====== Page text

I Miss The 1960s!

I Miss the 1960s!

“If someone thinks that peace and love are just a cliché that must have been left behind in the 60s, that’s a problem. Peace and love are eternal.”
― John Lennon

One of my favorite TV shows is Sunday Morning on CBS.  This week’s show included a video of The Beatles’ 1960s era live recording session for All You Need Is Love. There were all four of the ‘lads” in their Nehru jackets, chewing gum and grinning with the boyish charm that used to cause young girls to faint!  A full orchestra of old white guys was in stark contrast to the audience of long-haired teenagers, scattered around, sitting cross-legged on the floor.  Colorful balloons and streamers hung from the ceiling and psychedelic art decorated the walls.  The “fab four” were having fun and the music echoed a time I am grateful to have experienced and I miss a lot.

As I watched the video with wistfulness, I thought about those long-gone days and why I miss them.  Was it merely a time of youthful innocence or something different?  We all know that the 1960s ushered in enormous societal and cultural changes, but what about for us aging baby boomers, as individuals?  At age 16, I wanted to be part of the “hippie” culture but Richmond, Virginia is a long way from San Francisco and I didn’t have a clue how to escape my traditional southern upbringing.  And I didn’t have the guts, to be honest.  Not too long ago, I admitted to my daughter that as a teenager, I wanted to try drugs but didn’t know where to get them.  Her shocked reaction surprised me.  She said, “Are you kidding?  Things have really changed.”  I guess she knows too well how easy it is to get drugs today.  She also knows firsthand what drug addiction does to young people and their families.

============
====== Raw data

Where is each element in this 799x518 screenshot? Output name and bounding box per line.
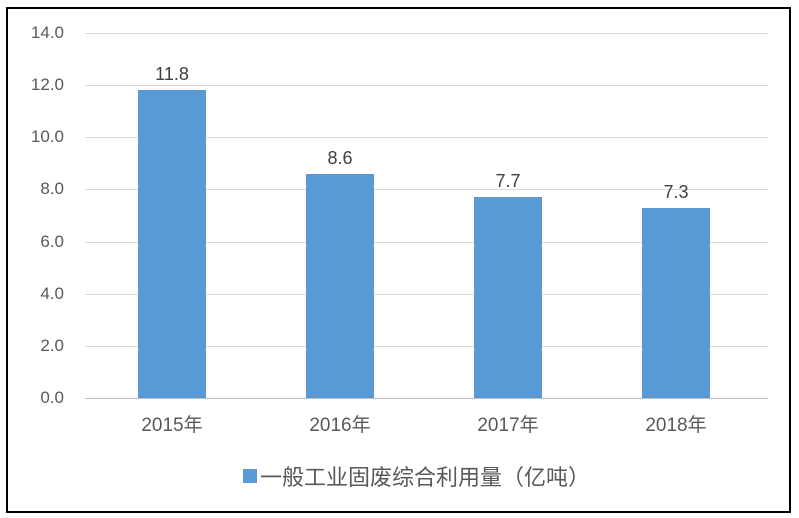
bar: [642, 208, 710, 398]
x-axis-category-label: 2015年: [141, 415, 203, 436]
chart-border: [6, 7, 791, 513]
x-axis-category-label: 2016年: [309, 415, 371, 436]
bar-value-label: 7.3: [663, 182, 689, 202]
gridline: [85, 189, 768, 190]
x-axis-category-label: 2017年: [477, 415, 539, 436]
y-axis-tick-label: 8.0: [40, 179, 64, 198]
x-axis-line: [85, 398, 768, 399]
y-axis-tick-label: 0.0: [40, 388, 64, 407]
bar-value-label: 11.8: [155, 64, 189, 84]
gridline: [85, 242, 768, 243]
bar-value-label: 8.6: [327, 148, 353, 168]
legend: 一般工业固废综合利用量（亿吨）: [34, 461, 799, 491]
bar-value-label: 7.7: [495, 171, 521, 191]
y-axis-tick-label: 12.0: [30, 75, 64, 94]
gridline: [85, 85, 768, 86]
y-axis-tick-label: 2.0: [40, 336, 64, 355]
gridline: [85, 346, 768, 347]
legend-square-icon: [242, 469, 257, 483]
gridline: [85, 294, 768, 295]
y-axis-tick-label: 6.0: [40, 232, 64, 251]
bar: [306, 174, 374, 398]
bar: [138, 90, 206, 398]
y-axis-tick-label: 10.0: [30, 127, 64, 146]
y-axis-tick-label: 4.0: [40, 284, 64, 303]
bar: [474, 197, 542, 398]
legend-label: 一般工业固废综合利用量（亿吨）: [259, 465, 590, 490]
gridline: [85, 137, 768, 138]
x-axis-category-label: 2018年: [645, 415, 707, 436]
y-axis-tick-label: 14.0: [30, 23, 64, 42]
gridline: [85, 33, 768, 34]
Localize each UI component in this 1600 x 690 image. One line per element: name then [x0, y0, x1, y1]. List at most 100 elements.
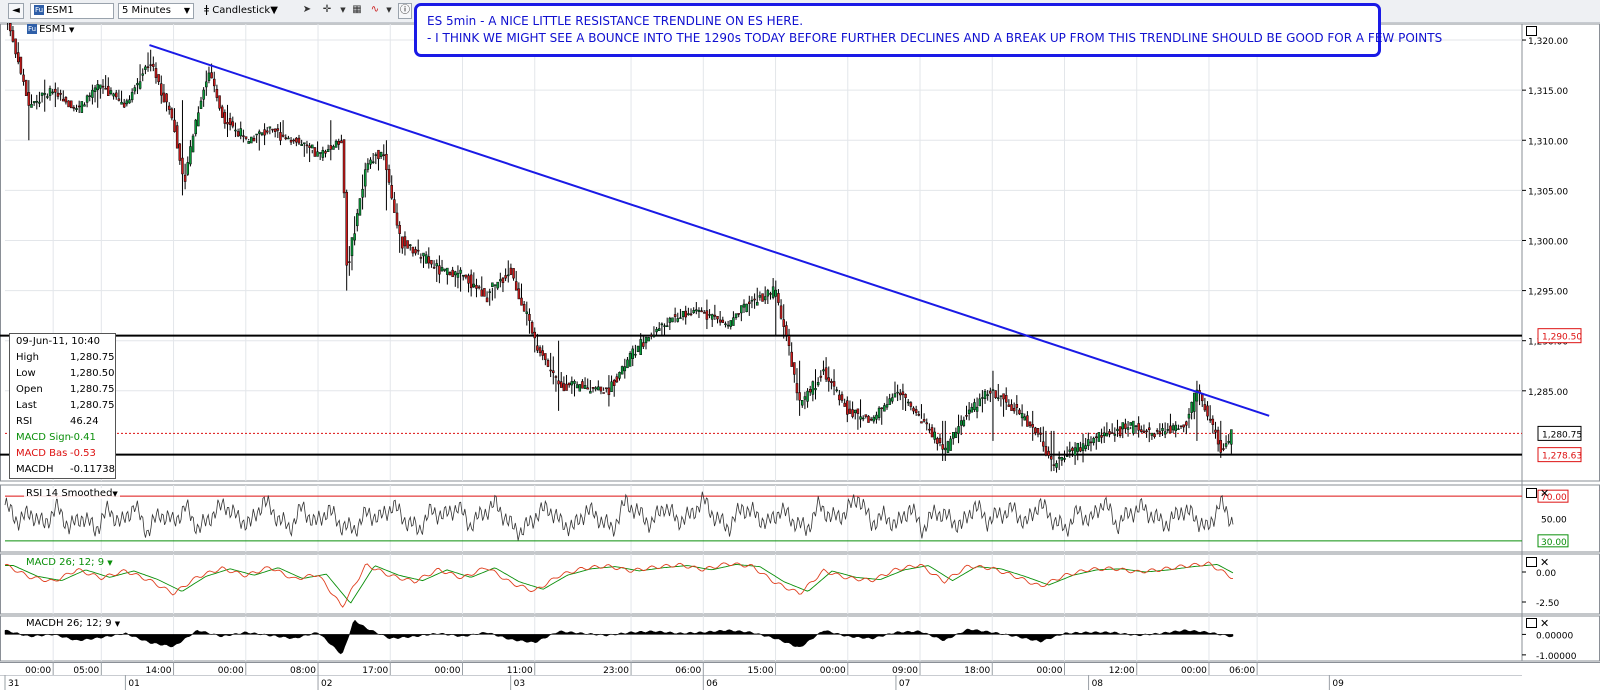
- maximize-icon[interactable]: [1526, 557, 1537, 567]
- chevron-down-icon[interactable]: ▼: [386, 6, 392, 14]
- candle-body: [766, 290, 770, 297]
- chevron-down-icon[interactable]: ▼: [340, 6, 346, 14]
- candle-body: [281, 134, 285, 137]
- close-icon[interactable]: ✕: [1540, 487, 1550, 500]
- candle-body: [308, 145, 311, 148]
- symbol-combo[interactable]: Fu ESM1: [30, 3, 114, 19]
- rsi-pane-label[interactable]: RSI 14 Smoothed▼: [24, 488, 120, 499]
- macdh-pane-label[interactable]: MACDH 26; 12; 9 ▼: [24, 618, 123, 629]
- candle-body: [1166, 429, 1170, 431]
- candle-body: [1049, 456, 1053, 460]
- candle-body: [27, 92, 31, 106]
- candle-body: [1118, 426, 1122, 436]
- candle-body: [533, 331, 536, 339]
- candle-body: [499, 279, 502, 282]
- cursor-icon[interactable]: ➤: [302, 4, 312, 15]
- candle-body: [477, 286, 481, 289]
- candle-body: [1023, 416, 1027, 421]
- candle-body: [1105, 432, 1109, 437]
- candle-body: [541, 350, 544, 356]
- candle-body: [1174, 424, 1177, 432]
- candle-body: [175, 125, 179, 149]
- candle-body: [22, 74, 25, 82]
- candle-body: [366, 163, 370, 170]
- candle-body: [228, 118, 232, 125]
- crosshair-icon[interactable]: ✛: [322, 4, 332, 15]
- candle-body: [636, 345, 640, 353]
- candle-body: [1108, 431, 1111, 435]
- candle-body: [234, 129, 237, 132]
- candle-body: [1057, 457, 1061, 459]
- candle-body: [101, 85, 105, 88]
- macd-pane-frame: [0, 553, 1600, 615]
- candle-body: [1158, 431, 1162, 435]
- candle-body: [612, 380, 616, 386]
- candle-body: [517, 288, 521, 300]
- chart-type-select[interactable]: ǂ Candlestick▼: [204, 3, 294, 19]
- candle-body: [205, 81, 208, 88]
- candle-body: [779, 305, 783, 319]
- candle-body: [77, 105, 81, 108]
- candle-body: [279, 132, 282, 141]
- candle-body: [528, 313, 531, 321]
- rsi-level-tag: [1537, 489, 1569, 503]
- maximize-icon[interactable]: [1526, 618, 1537, 628]
- time-tick-label: 00:00: [1181, 666, 1207, 676]
- candle-body: [856, 408, 860, 414]
- candle-body: [461, 274, 465, 277]
- candle-body: [252, 137, 256, 142]
- maximize-icon[interactable]: [1526, 26, 1537, 36]
- grid-icon[interactable]: ▦: [352, 4, 362, 15]
- candle-body: [342, 139, 346, 194]
- candle-body: [276, 128, 280, 131]
- info-icon[interactable]: ⓘ: [398, 3, 412, 19]
- rsi-pane-controls: ✕: [1526, 488, 1549, 499]
- candle-body: [488, 291, 491, 293]
- candle-body: [912, 407, 915, 412]
- data-window-value: -0.53: [70, 448, 96, 459]
- candle-body: [1110, 432, 1114, 434]
- candle-body: [668, 317, 672, 323]
- candle-body: [946, 441, 950, 453]
- close-icon[interactable]: ✕: [1540, 556, 1550, 569]
- candle-body: [1224, 443, 1228, 447]
- candle-body: [207, 72, 211, 81]
- candle-body: [419, 257, 423, 259]
- candle-body: [485, 297, 489, 303]
- candle-body: [1063, 457, 1066, 460]
- candle-body: [363, 169, 367, 187]
- candle-body: [295, 137, 298, 143]
- candle-body: [514, 281, 518, 291]
- candle-body: [816, 382, 820, 386]
- candle-body: [599, 386, 603, 392]
- instrument-label[interactable]: Fu ESM1 ▼: [27, 24, 74, 35]
- macd-pane-label[interactable]: MACD 26; 12; 9 ▼: [24, 557, 115, 568]
- candle-body: [393, 199, 396, 213]
- candle-body: [843, 402, 846, 407]
- candle-body: [247, 141, 250, 144]
- candle-body: [838, 394, 841, 401]
- candle-body: [734, 313, 738, 318]
- candle-body: [1060, 457, 1064, 461]
- indicator-icon[interactable]: ∿: [370, 4, 380, 15]
- scroll-left-button[interactable]: ◄: [8, 3, 24, 19]
- candle-body: [930, 427, 934, 438]
- interval-select[interactable]: 5 Minutes ▼: [118, 3, 194, 19]
- candle-body: [951, 432, 955, 439]
- candle-body: [93, 87, 97, 92]
- annotation-note[interactable]: ES 5min - A NICE LITTLE RESISTANCE TREND…: [414, 3, 1442, 57]
- close-icon[interactable]: ✕: [1540, 617, 1550, 630]
- candle-body: [318, 152, 322, 154]
- candle-body: [244, 136, 248, 139]
- date-tick-label: 01: [128, 679, 139, 689]
- candle-body: [483, 288, 486, 297]
- candle-body: [520, 297, 523, 306]
- candle-body: [326, 149, 330, 152]
- maximize-icon[interactable]: [1526, 488, 1537, 498]
- candle-body: [398, 225, 401, 234]
- candle-body: [790, 351, 793, 367]
- candle-body: [1208, 418, 1212, 421]
- data-window-key: MACD Bas: [16, 448, 68, 459]
- data-window-rows: High 1,280.75 Low 1,280.50 Open 1,280.75 Last 1…: [10, 350, 115, 478]
- candle-body: [867, 415, 870, 423]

============

**To do:**
Answer these questions using the post about missing the 1960s.
1. Which TV show does the writer call one of their favorites?
2. What jackets were the Beatles wearing in the video?
3. At what age did the writer want to be part of the "hippie" culture?

**In response:**
1. Sunday Morning on CBS
2. Nehru jackets
3. 16